Reproduce the lines of the data verbatim, from the first line through the line containing "messung-text: Distanz in", both included.

_Coordinate annotation data_
--- Start ---

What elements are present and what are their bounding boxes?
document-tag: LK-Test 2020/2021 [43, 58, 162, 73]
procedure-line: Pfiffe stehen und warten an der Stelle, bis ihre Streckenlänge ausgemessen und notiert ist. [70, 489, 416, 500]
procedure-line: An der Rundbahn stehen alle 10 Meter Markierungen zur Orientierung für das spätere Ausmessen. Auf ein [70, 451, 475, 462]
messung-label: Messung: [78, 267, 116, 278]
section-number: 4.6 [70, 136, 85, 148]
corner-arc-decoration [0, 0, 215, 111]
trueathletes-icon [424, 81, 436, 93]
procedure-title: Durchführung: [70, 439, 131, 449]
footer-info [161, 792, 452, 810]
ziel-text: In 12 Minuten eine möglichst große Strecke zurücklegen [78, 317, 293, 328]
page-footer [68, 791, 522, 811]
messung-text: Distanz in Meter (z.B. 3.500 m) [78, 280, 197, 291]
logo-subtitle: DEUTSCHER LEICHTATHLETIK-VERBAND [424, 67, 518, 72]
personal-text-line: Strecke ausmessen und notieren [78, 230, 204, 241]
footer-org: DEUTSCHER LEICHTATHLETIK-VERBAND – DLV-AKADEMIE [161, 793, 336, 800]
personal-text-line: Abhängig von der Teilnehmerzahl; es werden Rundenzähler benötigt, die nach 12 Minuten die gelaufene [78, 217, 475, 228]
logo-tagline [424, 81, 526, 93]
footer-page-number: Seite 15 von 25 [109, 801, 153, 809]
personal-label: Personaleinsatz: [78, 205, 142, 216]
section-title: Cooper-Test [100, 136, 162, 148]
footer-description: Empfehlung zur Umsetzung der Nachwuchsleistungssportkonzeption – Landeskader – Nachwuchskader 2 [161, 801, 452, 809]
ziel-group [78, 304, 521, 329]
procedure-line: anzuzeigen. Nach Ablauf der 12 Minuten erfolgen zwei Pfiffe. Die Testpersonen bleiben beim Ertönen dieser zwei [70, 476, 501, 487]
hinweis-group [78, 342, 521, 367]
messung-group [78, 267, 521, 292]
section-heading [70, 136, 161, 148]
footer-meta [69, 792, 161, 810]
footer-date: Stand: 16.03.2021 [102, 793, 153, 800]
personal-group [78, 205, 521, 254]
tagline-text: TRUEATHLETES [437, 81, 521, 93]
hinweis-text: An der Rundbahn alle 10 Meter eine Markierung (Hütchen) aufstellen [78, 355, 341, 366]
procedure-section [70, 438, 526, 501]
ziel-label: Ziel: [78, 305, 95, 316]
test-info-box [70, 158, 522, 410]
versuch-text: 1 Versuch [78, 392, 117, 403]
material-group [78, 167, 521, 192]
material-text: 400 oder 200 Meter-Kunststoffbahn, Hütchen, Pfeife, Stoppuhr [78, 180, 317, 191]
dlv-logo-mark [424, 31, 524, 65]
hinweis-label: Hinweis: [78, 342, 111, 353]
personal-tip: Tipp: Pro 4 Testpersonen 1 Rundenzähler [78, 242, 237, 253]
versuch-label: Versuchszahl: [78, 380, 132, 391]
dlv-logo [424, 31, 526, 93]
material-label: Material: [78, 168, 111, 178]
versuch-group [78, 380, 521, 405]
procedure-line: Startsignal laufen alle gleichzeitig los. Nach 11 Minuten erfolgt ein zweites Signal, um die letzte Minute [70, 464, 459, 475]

--- End ---

_Final result_
What elements are present and what are their bounding boxes?
document-tag: LK-Test 2020/2021 [43, 58, 162, 73]
procedure-line: Pfiffe stehen und warten an der Stelle, bis ihre Streckenlänge ausgemessen und notiert ist. [70, 489, 416, 500]
procedure-line: An der Rundbahn stehen alle 10 Meter Markierungen zur Orientierung für das spätere Ausmessen. Auf ein [70, 451, 475, 462]
messung-label: Messung: [78, 267, 116, 278]
section-number: 4.6 [70, 136, 85, 148]
corner-arc-decoration [0, 0, 215, 111]
trueathletes-icon [424, 81, 436, 93]
procedure-title: Durchführung: [70, 439, 131, 449]
footer-info [161, 792, 452, 810]
ziel-text: In 12 Minuten eine möglichst große Strecke zurücklegen [78, 317, 293, 328]
page-footer [68, 791, 522, 811]
messung-text: Distanz in Meter (z.B. 3.500 m) [78, 280, 197, 291]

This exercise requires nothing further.